Instructions for the task: Give a verbatim copy of the lines below, minus the pictures.

▬▬▬▬▬▬▬▬▬▬

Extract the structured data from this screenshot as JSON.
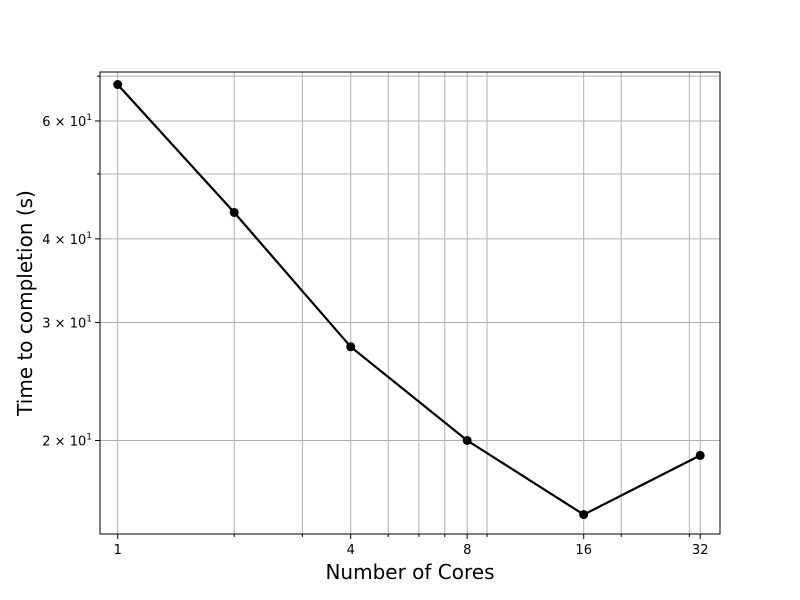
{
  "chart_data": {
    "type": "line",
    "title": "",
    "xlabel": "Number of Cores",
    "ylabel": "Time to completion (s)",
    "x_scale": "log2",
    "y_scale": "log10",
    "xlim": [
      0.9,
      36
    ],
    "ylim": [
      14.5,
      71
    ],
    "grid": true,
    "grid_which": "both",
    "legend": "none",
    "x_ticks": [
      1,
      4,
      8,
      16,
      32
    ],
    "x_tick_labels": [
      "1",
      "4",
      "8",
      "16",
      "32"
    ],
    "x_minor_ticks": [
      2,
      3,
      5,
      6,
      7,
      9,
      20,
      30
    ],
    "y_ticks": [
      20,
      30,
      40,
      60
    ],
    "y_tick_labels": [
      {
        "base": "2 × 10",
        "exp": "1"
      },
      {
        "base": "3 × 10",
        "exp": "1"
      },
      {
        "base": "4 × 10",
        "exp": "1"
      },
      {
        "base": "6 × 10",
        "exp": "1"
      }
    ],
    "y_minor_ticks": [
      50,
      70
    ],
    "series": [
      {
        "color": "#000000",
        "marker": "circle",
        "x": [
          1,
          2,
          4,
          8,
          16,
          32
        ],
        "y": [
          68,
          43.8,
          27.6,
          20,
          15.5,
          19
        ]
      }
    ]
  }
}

▬▬▬▬▬▬▬▬▬▬

Answer to this exercise:
Extract the structured data from this screenshot as JSON.
{
  "chart_data": {
    "type": "line",
    "title": "",
    "xlabel": "Number of Cores",
    "ylabel": "Time to completion (s)",
    "x_scale": "log2",
    "y_scale": "log10",
    "xlim": [
      0.9,
      36
    ],
    "ylim": [
      14.5,
      71
    ],
    "grid": true,
    "grid_which": "both",
    "legend": "none",
    "x_ticks": [
      1,
      4,
      8,
      16,
      32
    ],
    "x_tick_labels": [
      "1",
      "4",
      "8",
      "16",
      "32"
    ],
    "x_minor_ticks": [
      2,
      3,
      5,
      6,
      7,
      9,
      20,
      30
    ],
    "y_ticks": [
      20,
      30,
      40,
      60
    ],
    "y_tick_labels": [
      {
        "base": "2 × 10",
        "exp": "1"
      },
      {
        "base": "3 × 10",
        "exp": "1"
      },
      {
        "base": "4 × 10",
        "exp": "1"
      },
      {
        "base": "6 × 10",
        "exp": "1"
      }
    ],
    "y_minor_ticks": [
      50,
      70
    ],
    "series": [
      {
        "color": "#000000",
        "marker": "circle",
        "x": [
          1,
          2,
          4,
          8,
          16,
          32
        ],
        "y": [
          68,
          43.8,
          27.6,
          20,
          15.5,
          19
        ]
      }
    ]
  }
}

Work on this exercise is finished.